▶ [What is needed] Copy out the records below, swapping "Sleeve Length" for "Arm Length" wherever it appears and leaving everything else unchanged.

Data listing:
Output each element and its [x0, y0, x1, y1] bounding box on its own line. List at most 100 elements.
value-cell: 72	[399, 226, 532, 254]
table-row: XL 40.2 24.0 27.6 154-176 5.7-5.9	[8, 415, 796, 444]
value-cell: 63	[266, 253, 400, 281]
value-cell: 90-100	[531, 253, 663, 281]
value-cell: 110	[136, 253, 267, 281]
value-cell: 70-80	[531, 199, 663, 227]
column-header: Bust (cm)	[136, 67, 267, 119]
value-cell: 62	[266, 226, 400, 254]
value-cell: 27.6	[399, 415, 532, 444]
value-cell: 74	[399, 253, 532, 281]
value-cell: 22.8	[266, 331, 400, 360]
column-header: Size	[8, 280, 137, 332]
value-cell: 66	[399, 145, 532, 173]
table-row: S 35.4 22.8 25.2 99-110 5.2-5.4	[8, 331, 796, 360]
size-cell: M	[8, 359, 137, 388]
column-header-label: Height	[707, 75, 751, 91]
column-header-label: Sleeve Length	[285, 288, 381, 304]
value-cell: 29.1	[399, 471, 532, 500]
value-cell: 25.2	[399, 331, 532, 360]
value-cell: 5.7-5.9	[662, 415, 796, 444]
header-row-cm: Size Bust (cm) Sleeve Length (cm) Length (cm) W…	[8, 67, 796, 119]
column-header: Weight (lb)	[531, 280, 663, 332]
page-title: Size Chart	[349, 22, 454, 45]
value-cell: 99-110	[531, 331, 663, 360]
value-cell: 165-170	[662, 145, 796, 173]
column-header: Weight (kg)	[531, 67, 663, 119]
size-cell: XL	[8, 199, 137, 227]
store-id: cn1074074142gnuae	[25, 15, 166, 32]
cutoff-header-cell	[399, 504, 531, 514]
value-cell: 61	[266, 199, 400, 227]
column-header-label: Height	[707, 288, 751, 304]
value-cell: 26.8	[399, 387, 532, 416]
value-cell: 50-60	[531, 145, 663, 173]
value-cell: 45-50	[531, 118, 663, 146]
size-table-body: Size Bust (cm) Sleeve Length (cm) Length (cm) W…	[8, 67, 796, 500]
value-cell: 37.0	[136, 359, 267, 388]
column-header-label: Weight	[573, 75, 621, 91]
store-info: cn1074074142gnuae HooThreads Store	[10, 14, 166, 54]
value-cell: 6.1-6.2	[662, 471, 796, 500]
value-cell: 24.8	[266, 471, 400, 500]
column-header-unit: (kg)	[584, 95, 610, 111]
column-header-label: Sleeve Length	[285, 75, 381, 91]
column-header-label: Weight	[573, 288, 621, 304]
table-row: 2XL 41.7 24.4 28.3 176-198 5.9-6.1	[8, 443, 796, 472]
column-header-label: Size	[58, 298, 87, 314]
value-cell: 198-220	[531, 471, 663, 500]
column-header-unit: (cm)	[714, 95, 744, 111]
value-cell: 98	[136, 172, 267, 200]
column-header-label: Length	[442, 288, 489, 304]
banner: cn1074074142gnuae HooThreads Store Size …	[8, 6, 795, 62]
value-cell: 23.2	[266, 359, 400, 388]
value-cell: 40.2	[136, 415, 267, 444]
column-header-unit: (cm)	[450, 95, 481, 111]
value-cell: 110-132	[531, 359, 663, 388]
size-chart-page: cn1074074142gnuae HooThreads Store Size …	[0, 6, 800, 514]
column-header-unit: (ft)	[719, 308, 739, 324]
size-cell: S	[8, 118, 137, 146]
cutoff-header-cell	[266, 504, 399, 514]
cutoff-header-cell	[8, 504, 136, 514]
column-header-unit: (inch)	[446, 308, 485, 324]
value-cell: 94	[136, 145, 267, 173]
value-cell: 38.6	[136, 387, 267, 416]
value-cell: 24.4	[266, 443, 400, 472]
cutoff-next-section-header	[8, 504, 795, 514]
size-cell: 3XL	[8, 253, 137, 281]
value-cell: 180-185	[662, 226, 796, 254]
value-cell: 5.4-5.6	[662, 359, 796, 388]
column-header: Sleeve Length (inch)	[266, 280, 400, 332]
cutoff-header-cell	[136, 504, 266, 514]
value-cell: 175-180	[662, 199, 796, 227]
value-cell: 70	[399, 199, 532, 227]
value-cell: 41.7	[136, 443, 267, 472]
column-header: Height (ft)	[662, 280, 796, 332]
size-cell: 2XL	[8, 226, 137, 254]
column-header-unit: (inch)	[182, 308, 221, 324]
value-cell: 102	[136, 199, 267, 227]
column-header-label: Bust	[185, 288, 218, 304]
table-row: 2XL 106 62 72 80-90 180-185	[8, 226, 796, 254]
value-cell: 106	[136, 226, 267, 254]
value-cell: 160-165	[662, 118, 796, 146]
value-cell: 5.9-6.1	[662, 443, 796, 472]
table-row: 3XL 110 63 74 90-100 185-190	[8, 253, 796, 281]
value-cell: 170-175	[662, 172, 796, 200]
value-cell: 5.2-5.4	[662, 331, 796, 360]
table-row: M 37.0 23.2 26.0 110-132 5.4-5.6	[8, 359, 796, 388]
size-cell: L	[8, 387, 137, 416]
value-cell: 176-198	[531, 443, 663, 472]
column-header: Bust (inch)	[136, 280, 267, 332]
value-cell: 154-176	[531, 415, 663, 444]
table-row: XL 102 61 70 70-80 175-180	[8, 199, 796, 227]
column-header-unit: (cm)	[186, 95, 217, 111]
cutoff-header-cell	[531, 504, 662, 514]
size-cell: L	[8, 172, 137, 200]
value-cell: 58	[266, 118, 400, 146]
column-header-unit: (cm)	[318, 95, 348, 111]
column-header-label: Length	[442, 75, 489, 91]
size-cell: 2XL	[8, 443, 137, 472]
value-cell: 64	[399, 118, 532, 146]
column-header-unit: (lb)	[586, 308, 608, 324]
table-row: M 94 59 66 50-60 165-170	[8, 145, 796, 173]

▶ [Full answer]
Output each element and its [x0, y0, x1, y1] bounding box on its own line. List at most 100 elements.
value-cell: 72	[399, 226, 532, 254]
table-row: XL 40.2 24.0 27.6 154-176 5.7-5.9	[8, 415, 796, 444]
value-cell: 63	[266, 253, 400, 281]
value-cell: 90-100	[531, 253, 663, 281]
value-cell: 110	[136, 253, 267, 281]
value-cell: 70-80	[531, 199, 663, 227]
column-header: Bust (cm)	[136, 67, 267, 119]
value-cell: 62	[266, 226, 400, 254]
value-cell: 27.6	[399, 415, 532, 444]
value-cell: 74	[399, 253, 532, 281]
value-cell: 22.8	[266, 331, 400, 360]
column-header: Size	[8, 280, 137, 332]
value-cell: 66	[399, 145, 532, 173]
table-row: S 35.4 22.8 25.2 99-110 5.2-5.4	[8, 331, 796, 360]
size-cell: M	[8, 359, 137, 388]
column-header-label: Height	[707, 75, 751, 91]
column-header-label: Arm Length	[285, 288, 381, 304]
value-cell: 29.1	[399, 471, 532, 500]
value-cell: 25.2	[399, 331, 532, 360]
value-cell: 5.7-5.9	[662, 415, 796, 444]
header-row-cm: Size Bust (cm) Arm Length (cm) Length (cm) W…	[8, 67, 796, 119]
column-header: Weight (lb)	[531, 280, 663, 332]
page-title: Size Chart	[349, 22, 454, 45]
value-cell: 99-110	[531, 331, 663, 360]
value-cell: 165-170	[662, 145, 796, 173]
column-header: Weight (kg)	[531, 67, 663, 119]
size-cell: XL	[8, 199, 137, 227]
store-id: cn1074074142gnuae	[25, 15, 166, 32]
cutoff-header-cell	[399, 504, 531, 514]
value-cell: 61	[266, 199, 400, 227]
column-header-label: Height	[707, 288, 751, 304]
value-cell: 26.8	[399, 387, 532, 416]
value-cell: 50-60	[531, 145, 663, 173]
value-cell: 45-50	[531, 118, 663, 146]
size-table-body: Size Bust (cm) Arm Length (cm) Length (cm) W…	[8, 67, 796, 500]
value-cell: 37.0	[136, 359, 267, 388]
column-header-label: Weight	[573, 75, 621, 91]
store-info: cn1074074142gnuae HooThreads Store	[10, 14, 166, 54]
value-cell: 6.1-6.2	[662, 471, 796, 500]
value-cell: 24.8	[266, 471, 400, 500]
column-header-unit: (kg)	[584, 95, 610, 111]
column-header-label: Arm Length	[285, 75, 381, 91]
column-header-label: Weight	[573, 288, 621, 304]
table-row: 2XL 41.7 24.4 28.3 176-198 5.9-6.1	[8, 443, 796, 472]
column-header-label: Size	[58, 298, 87, 314]
value-cell: 198-220	[531, 471, 663, 500]
column-header-unit: (cm)	[714, 95, 744, 111]
value-cell: 98	[136, 172, 267, 200]
column-header-label: Length	[442, 288, 489, 304]
banner: cn1074074142gnuae HooThreads Store Size …	[8, 6, 795, 62]
value-cell: 23.2	[266, 359, 400, 388]
value-cell: 40.2	[136, 415, 267, 444]
column-header-unit: (cm)	[450, 95, 481, 111]
value-cell: 110-132	[531, 359, 663, 388]
size-chart-page: cn1074074142gnuae HooThreads Store Size …	[0, 6, 800, 514]
column-header-unit: (ft)	[719, 308, 739, 324]
size-cell: S	[8, 118, 137, 146]
cutoff-header-cell	[266, 504, 399, 514]
cutoff-header-cell	[8, 504, 136, 514]
column-header-unit: (inch)	[446, 308, 485, 324]
value-cell: 94	[136, 145, 267, 173]
value-cell: 38.6	[136, 387, 267, 416]
value-cell: 24.4	[266, 443, 400, 472]
cutoff-next-section-header	[8, 504, 795, 514]
size-cell: 3XL	[8, 253, 137, 281]
value-cell: 180-185	[662, 226, 796, 254]
value-cell: 5.4-5.6	[662, 359, 796, 388]
column-header: Arm Length (inch)	[266, 280, 400, 332]
cutoff-header-cell	[136, 504, 266, 514]
value-cell: 175-180	[662, 199, 796, 227]
value-cell: 70	[399, 199, 532, 227]
value-cell: 41.7	[136, 443, 267, 472]
column-header: Height (ft)	[662, 280, 796, 332]
size-cell: 2XL	[8, 226, 137, 254]
column-header-unit: (inch)	[182, 308, 221, 324]
value-cell: 102	[136, 199, 267, 227]
column-header-label: Bust	[185, 288, 218, 304]
table-row: 2XL 106 62 72 80-90 180-185	[8, 226, 796, 254]
value-cell: 106	[136, 226, 267, 254]
value-cell: 160-165	[662, 118, 796, 146]
value-cell: 5.9-6.1	[662, 443, 796, 472]
table-row: 3XL 110 63 74 90-100 185-190	[8, 253, 796, 281]
value-cell: 170-175	[662, 172, 796, 200]
value-cell: 5.2-5.4	[662, 331, 796, 360]
table-row: M 37.0 23.2 26.0 110-132 5.4-5.6	[8, 359, 796, 388]
size-cell: L	[8, 387, 137, 416]
value-cell: 176-198	[531, 443, 663, 472]
column-header: Bust (inch)	[136, 280, 267, 332]
value-cell: 154-176	[531, 415, 663, 444]
table-row: XL 102 61 70 70-80 175-180	[8, 199, 796, 227]
column-header-unit: (cm)	[186, 95, 217, 111]
cutoff-header-cell	[531, 504, 662, 514]
size-cell: L	[8, 172, 137, 200]
value-cell: 58	[266, 118, 400, 146]
column-header-unit: (cm)	[318, 95, 348, 111]
column-header-label: Length	[442, 75, 489, 91]
size-cell: 2XL	[8, 443, 137, 472]
value-cell: 64	[399, 118, 532, 146]
column-header-unit: (lb)	[586, 308, 608, 324]
table-row: M 94 59 66 50-60 165-170	[8, 145, 796, 173]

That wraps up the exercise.